(Entries with figure data)
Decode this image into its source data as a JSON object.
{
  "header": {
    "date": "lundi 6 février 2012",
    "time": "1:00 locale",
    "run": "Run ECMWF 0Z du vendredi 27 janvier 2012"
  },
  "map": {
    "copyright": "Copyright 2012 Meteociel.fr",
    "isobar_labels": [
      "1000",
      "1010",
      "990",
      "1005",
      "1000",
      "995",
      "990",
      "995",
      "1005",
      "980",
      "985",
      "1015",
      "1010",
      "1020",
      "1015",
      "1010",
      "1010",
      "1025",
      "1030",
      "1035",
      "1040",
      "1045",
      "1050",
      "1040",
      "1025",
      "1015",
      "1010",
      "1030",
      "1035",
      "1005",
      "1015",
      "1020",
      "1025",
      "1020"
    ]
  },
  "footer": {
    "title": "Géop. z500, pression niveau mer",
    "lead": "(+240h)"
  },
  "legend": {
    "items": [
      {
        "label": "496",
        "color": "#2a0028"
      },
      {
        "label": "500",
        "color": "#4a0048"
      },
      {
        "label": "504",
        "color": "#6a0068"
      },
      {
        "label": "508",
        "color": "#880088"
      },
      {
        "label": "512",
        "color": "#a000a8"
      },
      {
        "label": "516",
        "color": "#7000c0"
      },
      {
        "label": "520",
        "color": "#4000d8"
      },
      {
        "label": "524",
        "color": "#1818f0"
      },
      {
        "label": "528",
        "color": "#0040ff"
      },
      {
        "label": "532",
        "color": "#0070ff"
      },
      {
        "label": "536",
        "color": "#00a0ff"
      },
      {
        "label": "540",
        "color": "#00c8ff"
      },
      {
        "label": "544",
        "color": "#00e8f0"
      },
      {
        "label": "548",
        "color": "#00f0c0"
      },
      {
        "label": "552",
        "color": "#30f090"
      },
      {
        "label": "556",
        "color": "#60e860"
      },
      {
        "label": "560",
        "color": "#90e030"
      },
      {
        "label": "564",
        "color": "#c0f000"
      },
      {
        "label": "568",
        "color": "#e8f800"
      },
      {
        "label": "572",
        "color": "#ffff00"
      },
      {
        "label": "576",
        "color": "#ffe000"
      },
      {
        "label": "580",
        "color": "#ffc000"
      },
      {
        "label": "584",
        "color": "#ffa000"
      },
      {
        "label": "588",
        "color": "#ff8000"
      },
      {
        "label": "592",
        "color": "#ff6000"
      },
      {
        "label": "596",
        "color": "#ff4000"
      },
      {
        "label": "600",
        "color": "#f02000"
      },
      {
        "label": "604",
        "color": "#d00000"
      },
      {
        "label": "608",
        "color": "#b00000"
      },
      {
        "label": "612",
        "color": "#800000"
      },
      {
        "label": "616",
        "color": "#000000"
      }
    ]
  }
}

**Stated goal**: Repeat back the data above, exact to the last character.

**Result of the exercise**:
Decode this image into its source data as a JSON object.
{
  "header": {
    "date": "lundi 6 février 2012",
    "time": "1:00 locale",
    "run": "Run ECMWF 0Z du vendredi 27 janvier 2012"
  },
  "map": {
    "copyright": "Copyright 2012 Meteociel.fr",
    "isobar_labels": [
      "1000",
      "1010",
      "990",
      "1005",
      "1000",
      "995",
      "990",
      "995",
      "1005",
      "980",
      "985",
      "1015",
      "1010",
      "1020",
      "1015",
      "1010",
      "1010",
      "1025",
      "1030",
      "1035",
      "1040",
      "1045",
      "1050",
      "1040",
      "1025",
      "1015",
      "1010",
      "1030",
      "1035",
      "1005",
      "1015",
      "1020",
      "1025",
      "1020"
    ]
  },
  "footer": {
    "title": "Géop. z500, pression niveau mer",
    "lead": "(+240h)"
  },
  "legend": {
    "items": [
      {
        "label": "496",
        "color": "#2a0028"
      },
      {
        "label": "500",
        "color": "#4a0048"
      },
      {
        "label": "504",
        "color": "#6a0068"
      },
      {
        "label": "508",
        "color": "#880088"
      },
      {
        "label": "512",
        "color": "#a000a8"
      },
      {
        "label": "516",
        "color": "#7000c0"
      },
      {
        "label": "520",
        "color": "#4000d8"
      },
      {
        "label": "524",
        "color": "#1818f0"
      },
      {
        "label": "528",
        "color": "#0040ff"
      },
      {
        "label": "532",
        "color": "#0070ff"
      },
      {
        "label": "536",
        "color": "#00a0ff"
      },
      {
        "label": "540",
        "color": "#00c8ff"
      },
      {
        "label": "544",
        "color": "#00e8f0"
      },
      {
        "label": "548",
        "color": "#00f0c0"
      },
      {
        "label": "552",
        "color": "#30f090"
      },
      {
        "label": "556",
        "color": "#60e860"
      },
      {
        "label": "560",
        "color": "#90e030"
      },
      {
        "label": "564",
        "color": "#c0f000"
      },
      {
        "label": "568",
        "color": "#e8f800"
      },
      {
        "label": "572",
        "color": "#ffff00"
      },
      {
        "label": "576",
        "color": "#ffe000"
      },
      {
        "label": "580",
        "color": "#ffc000"
      },
      {
        "label": "584",
        "color": "#ffa000"
      },
      {
        "label": "588",
        "color": "#ff8000"
      },
      {
        "label": "592",
        "color": "#ff6000"
      },
      {
        "label": "596",
        "color": "#ff4000"
      },
      {
        "label": "600",
        "color": "#f02000"
      },
      {
        "label": "604",
        "color": "#d00000"
      },
      {
        "label": "608",
        "color": "#b00000"
      },
      {
        "label": "612",
        "color": "#800000"
      },
      {
        "label": "616",
        "color": "#000000"
      }
    ]
  }
}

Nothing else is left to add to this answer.